# What you should do
Restate the full listing word for word and leave the pictures out.

# The records
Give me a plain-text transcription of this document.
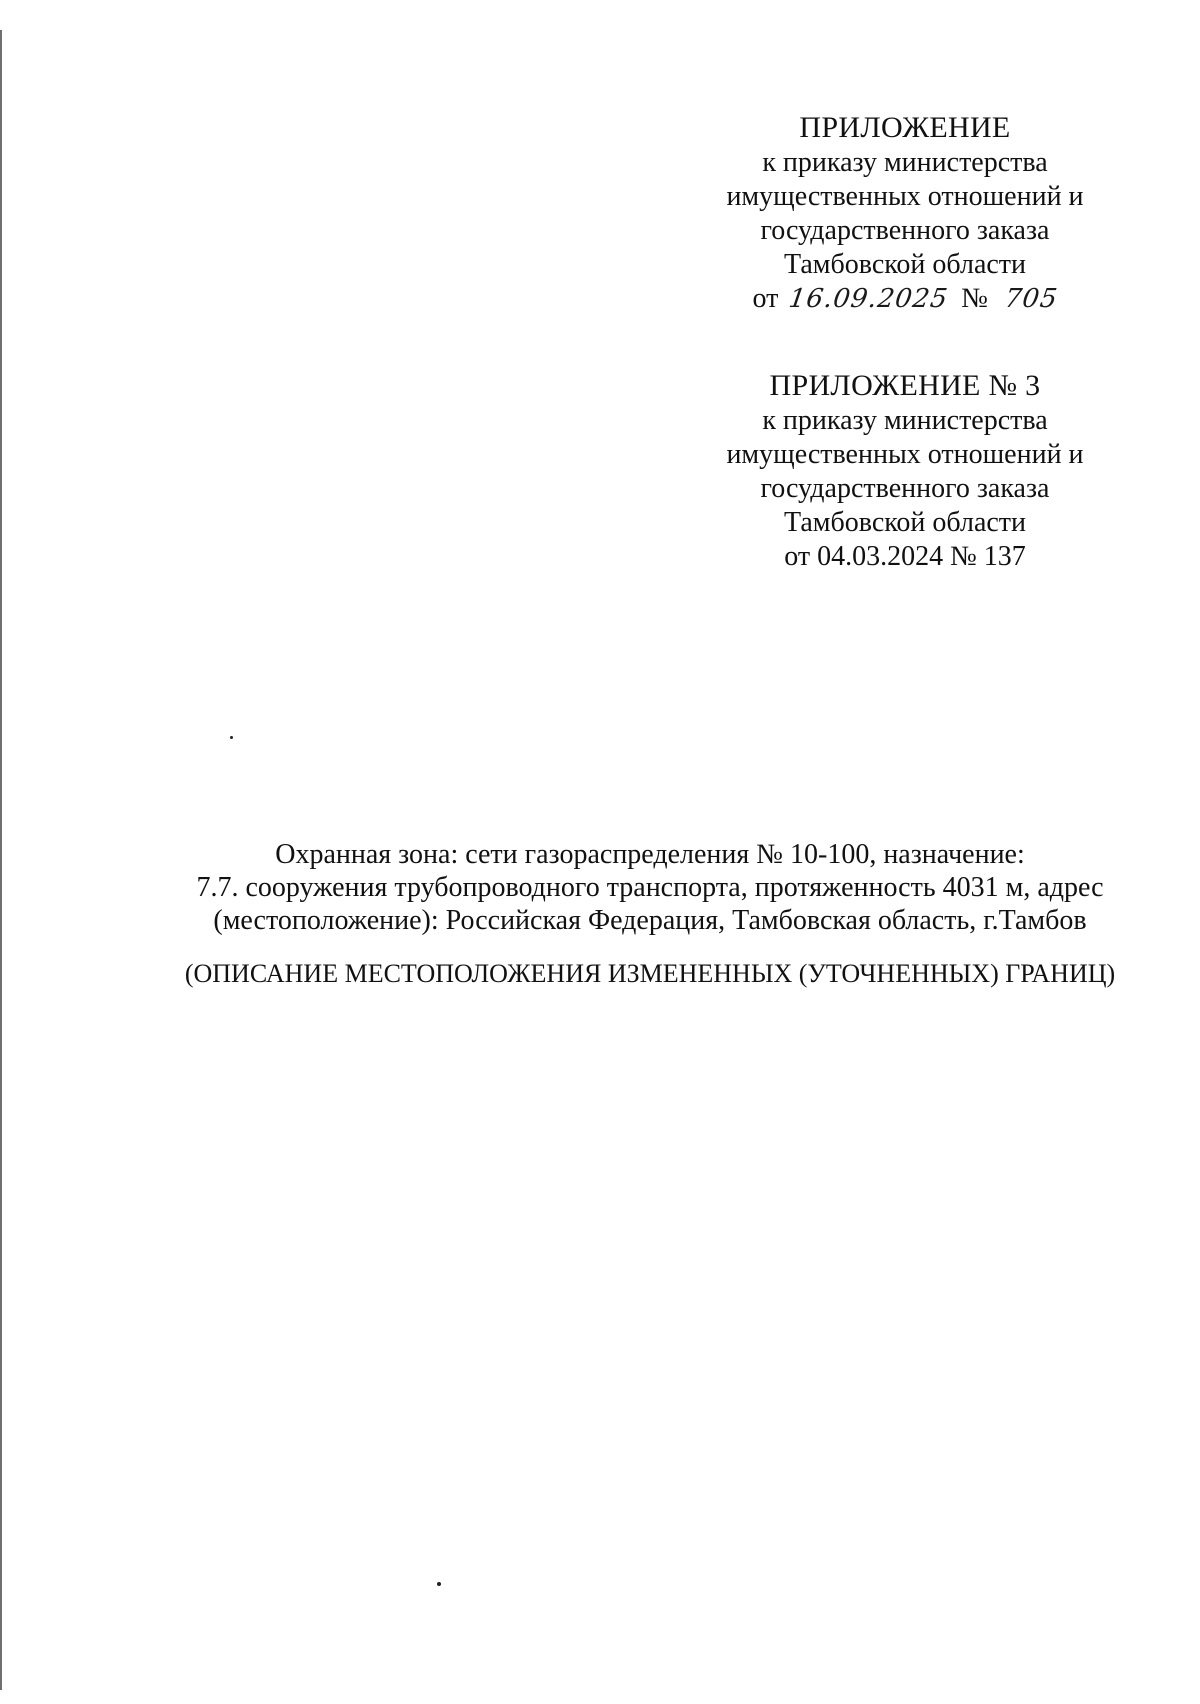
ПРИЛОЖЕНИЕ
к приказу министерства
имущественных отношений и
государственного заказа
Тамбовской области
от 16.09.2025 № 705
ПРИЛОЖЕНИЕ № 3
к приказу министерства
имущественных отношений и
государственного заказа
Тамбовской области
от 04.03.2024 № 137
Охранная зона: сети газораспределения № 10-100, назначение:
7.7. сооружения трубопроводного транспорта, протяженность 4031 м, адрес
(местоположение): Российская Федерация, Тамбовская область, г.Тамбов
(ОПИСАНИЕ МЕСТОПОЛОЖЕНИЯ ИЗМЕНЕННЫХ (УТОЧНЕННЫХ) ГРАНИЦ)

# Output of the exercise
Give me a plain-text transcription of this document.
ПРИЛОЖЕНИЕ
к приказу министерства
имущественных отношений и
государственного заказа
Тамбовской области
от 16.09.2025 № 705
ПРИЛОЖЕНИЕ № 3
к приказу министерства
имущественных отношений и
государственного заказа
Тамбовской области
от 04.03.2024 № 137
Охранная зона: сети газораспределения № 10-100, назначение:
7.7. сооружения трубопроводного транспорта, протяженность 4031 м, адрес
(местоположение): Российская Федерация, Тамбовская область, г.Тамбов
(ОПИСАНИЕ МЕСТОПОЛОЖЕНИЯ ИЗМЕНЕННЫХ (УТОЧНЕННЫХ) ГРАНИЦ)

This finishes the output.